_Objective_. Take every line from the listing below that includes "color" and copy it.

_Data provided_.

──────────

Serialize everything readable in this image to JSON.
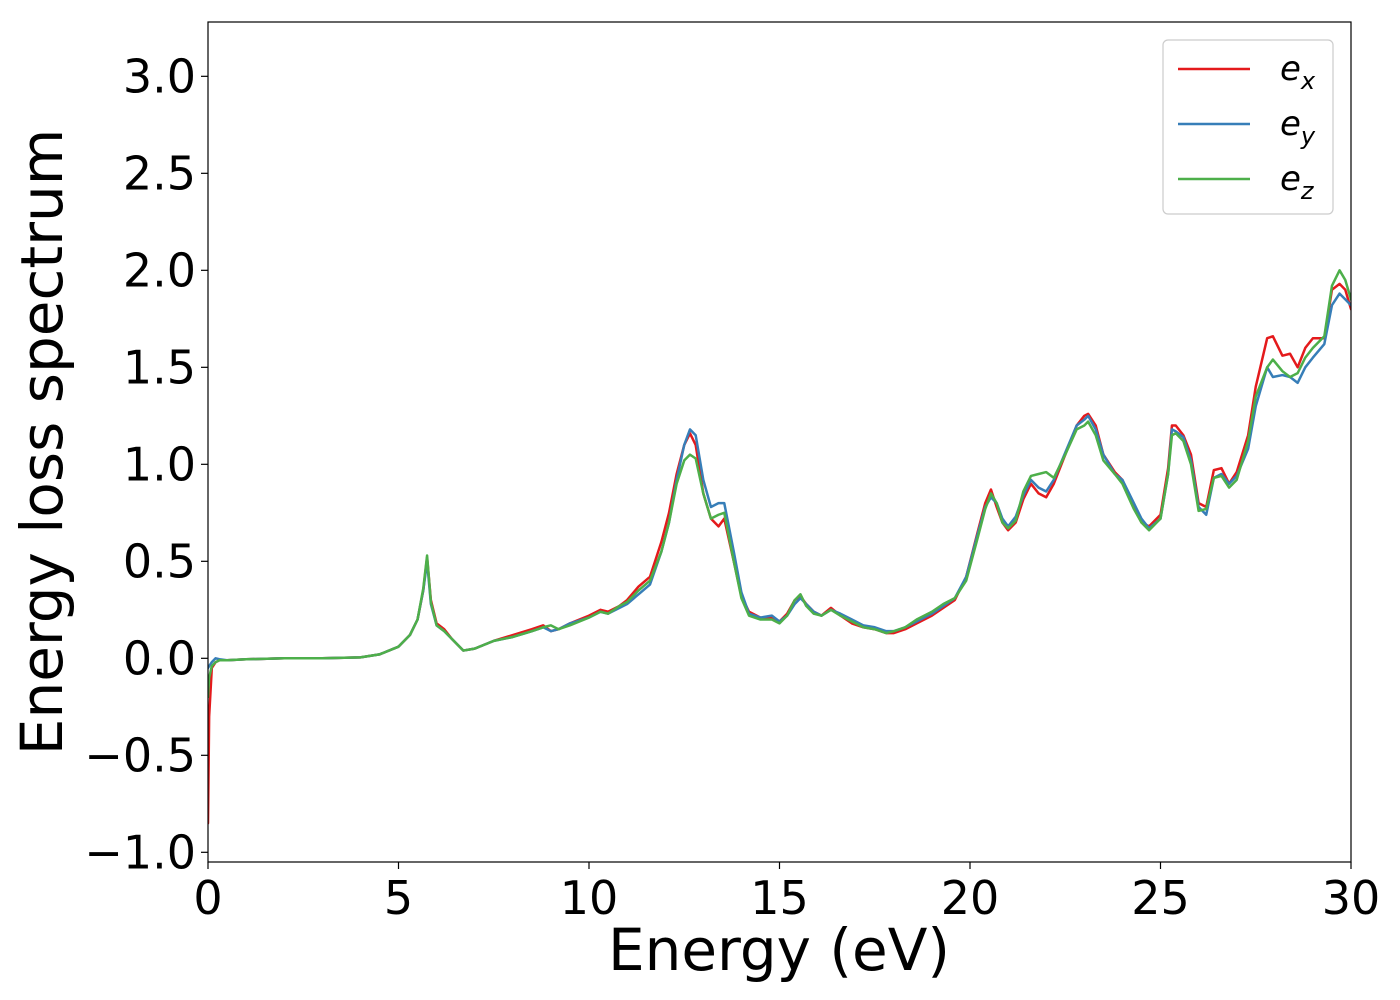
{
  "chart_data": {
    "type": "line",
    "xlabel": "Energy (eV)",
    "ylabel": "Energy loss spectrum",
    "xlim": [
      0,
      30
    ],
    "ylim": [
      -1.05,
      3.28
    ],
    "xticks": [
      0,
      5,
      10,
      15,
      20,
      25,
      30
    ],
    "xtick_labels": [
      "0",
      "5",
      "10",
      "15",
      "20",
      "25",
      "30"
    ],
    "yticks": [
      -1.0,
      -0.5,
      0.0,
      0.5,
      1.0,
      1.5,
      2.0,
      2.5,
      3.0
    ],
    "ytick_labels": [
      "−1.0",
      "−0.5",
      "0.0",
      "0.5",
      "1.0",
      "1.5",
      "2.0",
      "2.5",
      "3.0"
    ],
    "grid": false,
    "legend": {
      "position": "top-right"
    },
    "series": [
      {
        "name": "e",
        "subscript": "x",
        "color": "#e41a1c",
        "x": [
          0.0,
          0.03,
          0.1,
          0.2,
          0.3,
          0.5,
          1,
          2,
          3,
          4,
          4.5,
          5,
          5.3,
          5.5,
          5.65,
          5.75,
          5.85,
          6.0,
          6.2,
          6.4,
          6.7,
          7,
          7.5,
          8,
          8.5,
          8.8,
          9,
          9.2,
          9.5,
          10,
          10.3,
          10.5,
          10.8,
          11,
          11.3,
          11.6,
          11.9,
          12.1,
          12.3,
          12.5,
          12.65,
          12.8,
          13.0,
          13.2,
          13.4,
          13.55,
          13.8,
          14.0,
          14.2,
          14.5,
          14.8,
          15.0,
          15.2,
          15.4,
          15.55,
          15.7,
          15.9,
          16.1,
          16.35,
          16.6,
          16.9,
          17.2,
          17.5,
          17.8,
          18.0,
          18.3,
          18.6,
          19.0,
          19.3,
          19.6,
          19.9,
          20.2,
          20.4,
          20.55,
          20.7,
          20.85,
          21.0,
          21.2,
          21.4,
          21.6,
          21.8,
          22.0,
          22.2,
          22.5,
          22.8,
          23.0,
          23.1,
          23.3,
          23.5,
          23.8,
          24.0,
          24.3,
          24.5,
          24.7,
          25.0,
          25.2,
          25.3,
          25.4,
          25.6,
          25.8,
          26.0,
          26.2,
          26.4,
          26.6,
          26.8,
          27.0,
          27.3,
          27.5,
          27.8,
          27.95,
          28.2,
          28.4,
          28.6,
          28.8,
          29.0,
          29.3,
          29.5,
          29.7,
          29.85,
          30.0
        ],
        "y": [
          -0.85,
          -0.3,
          -0.05,
          -0.02,
          -0.01,
          -0.01,
          -0.005,
          0.0,
          0.0,
          0.005,
          0.02,
          0.06,
          0.12,
          0.2,
          0.35,
          0.52,
          0.3,
          0.18,
          0.15,
          0.1,
          0.04,
          0.05,
          0.09,
          0.12,
          0.15,
          0.17,
          0.14,
          0.15,
          0.18,
          0.22,
          0.25,
          0.24,
          0.27,
          0.3,
          0.37,
          0.42,
          0.6,
          0.75,
          0.95,
          1.1,
          1.16,
          1.1,
          0.85,
          0.72,
          0.68,
          0.72,
          0.5,
          0.32,
          0.24,
          0.21,
          0.21,
          0.19,
          0.23,
          0.3,
          0.32,
          0.28,
          0.24,
          0.22,
          0.26,
          0.22,
          0.18,
          0.16,
          0.15,
          0.13,
          0.13,
          0.15,
          0.18,
          0.22,
          0.26,
          0.3,
          0.42,
          0.65,
          0.8,
          0.87,
          0.78,
          0.7,
          0.66,
          0.7,
          0.82,
          0.9,
          0.85,
          0.83,
          0.9,
          1.05,
          1.2,
          1.25,
          1.26,
          1.2,
          1.05,
          0.96,
          0.92,
          0.78,
          0.7,
          0.68,
          0.74,
          0.98,
          1.2,
          1.2,
          1.15,
          1.05,
          0.8,
          0.78,
          0.97,
          0.98,
          0.9,
          0.96,
          1.15,
          1.4,
          1.65,
          1.66,
          1.56,
          1.57,
          1.5,
          1.6,
          1.65,
          1.65,
          1.9,
          1.93,
          1.9,
          1.8
        ]
      },
      {
        "name": "e",
        "subscript": "y",
        "color": "#377eb8",
        "x": [
          0.0,
          0.03,
          0.1,
          0.2,
          0.3,
          0.5,
          1,
          2,
          3,
          4,
          4.5,
          5,
          5.3,
          5.5,
          5.65,
          5.75,
          5.85,
          6.0,
          6.2,
          6.4,
          6.7,
          7,
          7.5,
          8,
          8.5,
          8.8,
          9,
          9.2,
          9.5,
          10,
          10.3,
          10.5,
          10.8,
          11,
          11.3,
          11.6,
          11.9,
          12.1,
          12.3,
          12.5,
          12.65,
          12.8,
          13.0,
          13.2,
          13.4,
          13.55,
          13.8,
          14.0,
          14.2,
          14.5,
          14.8,
          15.0,
          15.2,
          15.4,
          15.55,
          15.7,
          15.9,
          16.1,
          16.35,
          16.6,
          16.9,
          17.2,
          17.5,
          17.8,
          18.0,
          18.3,
          18.6,
          19.0,
          19.3,
          19.6,
          19.9,
          20.2,
          20.4,
          20.55,
          20.7,
          20.85,
          21.0,
          21.2,
          21.4,
          21.6,
          21.8,
          22.0,
          22.2,
          22.5,
          22.8,
          23.0,
          23.1,
          23.3,
          23.5,
          23.8,
          24.0,
          24.3,
          24.5,
          24.7,
          25.0,
          25.2,
          25.3,
          25.4,
          25.6,
          25.8,
          26.0,
          26.2,
          26.4,
          26.6,
          26.8,
          27.0,
          27.3,
          27.5,
          27.8,
          27.95,
          28.2,
          28.4,
          28.6,
          28.8,
          29.0,
          29.3,
          29.5,
          29.7,
          29.85,
          30.0
        ],
        "y": [
          -0.05,
          -0.04,
          -0.02,
          0.0,
          -0.005,
          -0.01,
          -0.005,
          0.0,
          0.0,
          0.005,
          0.02,
          0.06,
          0.12,
          0.2,
          0.35,
          0.5,
          0.28,
          0.17,
          0.14,
          0.1,
          0.04,
          0.05,
          0.09,
          0.11,
          0.14,
          0.16,
          0.14,
          0.15,
          0.18,
          0.21,
          0.24,
          0.23,
          0.26,
          0.28,
          0.33,
          0.38,
          0.55,
          0.7,
          0.92,
          1.1,
          1.18,
          1.15,
          0.92,
          0.78,
          0.8,
          0.8,
          0.55,
          0.34,
          0.23,
          0.21,
          0.22,
          0.19,
          0.22,
          0.28,
          0.31,
          0.28,
          0.24,
          0.22,
          0.25,
          0.23,
          0.2,
          0.17,
          0.16,
          0.14,
          0.14,
          0.16,
          0.19,
          0.23,
          0.27,
          0.31,
          0.42,
          0.64,
          0.78,
          0.83,
          0.8,
          0.72,
          0.68,
          0.73,
          0.84,
          0.92,
          0.88,
          0.86,
          0.92,
          1.06,
          1.2,
          1.23,
          1.25,
          1.18,
          1.05,
          0.95,
          0.92,
          0.8,
          0.72,
          0.67,
          0.72,
          0.95,
          1.18,
          1.17,
          1.14,
          1.02,
          0.78,
          0.74,
          0.93,
          0.95,
          0.9,
          0.94,
          1.08,
          1.3,
          1.5,
          1.45,
          1.46,
          1.45,
          1.42,
          1.5,
          1.55,
          1.62,
          1.82,
          1.88,
          1.85,
          1.82
        ]
      },
      {
        "name": "e",
        "subscript": "z",
        "color": "#4daf4a",
        "x": [
          0.0,
          0.03,
          0.1,
          0.2,
          0.3,
          0.5,
          1,
          2,
          3,
          4,
          4.5,
          5,
          5.3,
          5.5,
          5.65,
          5.75,
          5.85,
          6.0,
          6.2,
          6.4,
          6.7,
          7,
          7.5,
          8,
          8.5,
          8.8,
          9,
          9.2,
          9.5,
          10,
          10.3,
          10.5,
          10.8,
          11,
          11.3,
          11.6,
          11.9,
          12.1,
          12.3,
          12.5,
          12.65,
          12.8,
          13.0,
          13.2,
          13.4,
          13.55,
          13.8,
          14.0,
          14.2,
          14.5,
          14.8,
          15.0,
          15.2,
          15.4,
          15.55,
          15.7,
          15.9,
          16.1,
          16.35,
          16.6,
          16.9,
          17.2,
          17.5,
          17.8,
          18.0,
          18.3,
          18.6,
          19.0,
          19.3,
          19.6,
          19.9,
          20.2,
          20.4,
          20.55,
          20.7,
          20.85,
          21.0,
          21.2,
          21.4,
          21.6,
          21.8,
          22.0,
          22.2,
          22.5,
          22.8,
          23.0,
          23.1,
          23.3,
          23.5,
          23.8,
          24.0,
          24.3,
          24.5,
          24.7,
          25.0,
          25.2,
          25.3,
          25.4,
          25.6,
          25.8,
          26.0,
          26.2,
          26.4,
          26.6,
          26.8,
          27.0,
          27.3,
          27.5,
          27.8,
          27.95,
          28.2,
          28.4,
          28.6,
          28.8,
          29.0,
          29.3,
          29.5,
          29.7,
          29.85,
          30.0
        ],
        "y": [
          -0.2,
          -0.1,
          -0.04,
          -0.02,
          -0.01,
          -0.01,
          -0.005,
          0.0,
          0.0,
          0.005,
          0.02,
          0.06,
          0.12,
          0.2,
          0.36,
          0.53,
          0.29,
          0.17,
          0.14,
          0.1,
          0.04,
          0.05,
          0.09,
          0.11,
          0.14,
          0.16,
          0.17,
          0.15,
          0.17,
          0.21,
          0.24,
          0.23,
          0.27,
          0.29,
          0.35,
          0.4,
          0.55,
          0.7,
          0.9,
          1.02,
          1.05,
          1.03,
          0.85,
          0.72,
          0.74,
          0.75,
          0.5,
          0.31,
          0.22,
          0.2,
          0.2,
          0.18,
          0.22,
          0.3,
          0.33,
          0.27,
          0.23,
          0.22,
          0.25,
          0.22,
          0.19,
          0.16,
          0.15,
          0.13,
          0.14,
          0.16,
          0.2,
          0.24,
          0.28,
          0.31,
          0.4,
          0.62,
          0.77,
          0.85,
          0.8,
          0.7,
          0.67,
          0.71,
          0.86,
          0.94,
          0.95,
          0.96,
          0.93,
          1.05,
          1.18,
          1.2,
          1.22,
          1.15,
          1.02,
          0.95,
          0.9,
          0.77,
          0.7,
          0.66,
          0.72,
          0.95,
          1.15,
          1.16,
          1.12,
          1.0,
          0.76,
          0.77,
          0.93,
          0.94,
          0.88,
          0.92,
          1.12,
          1.35,
          1.5,
          1.54,
          1.48,
          1.45,
          1.47,
          1.55,
          1.6,
          1.66,
          1.92,
          2.0,
          1.95,
          1.85
        ]
      }
    ]
  }
}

──────────

_Output for this exercise_.
        "color": "#e41a1c",
        "color": "#377eb8",
        "color": "#4daf4a",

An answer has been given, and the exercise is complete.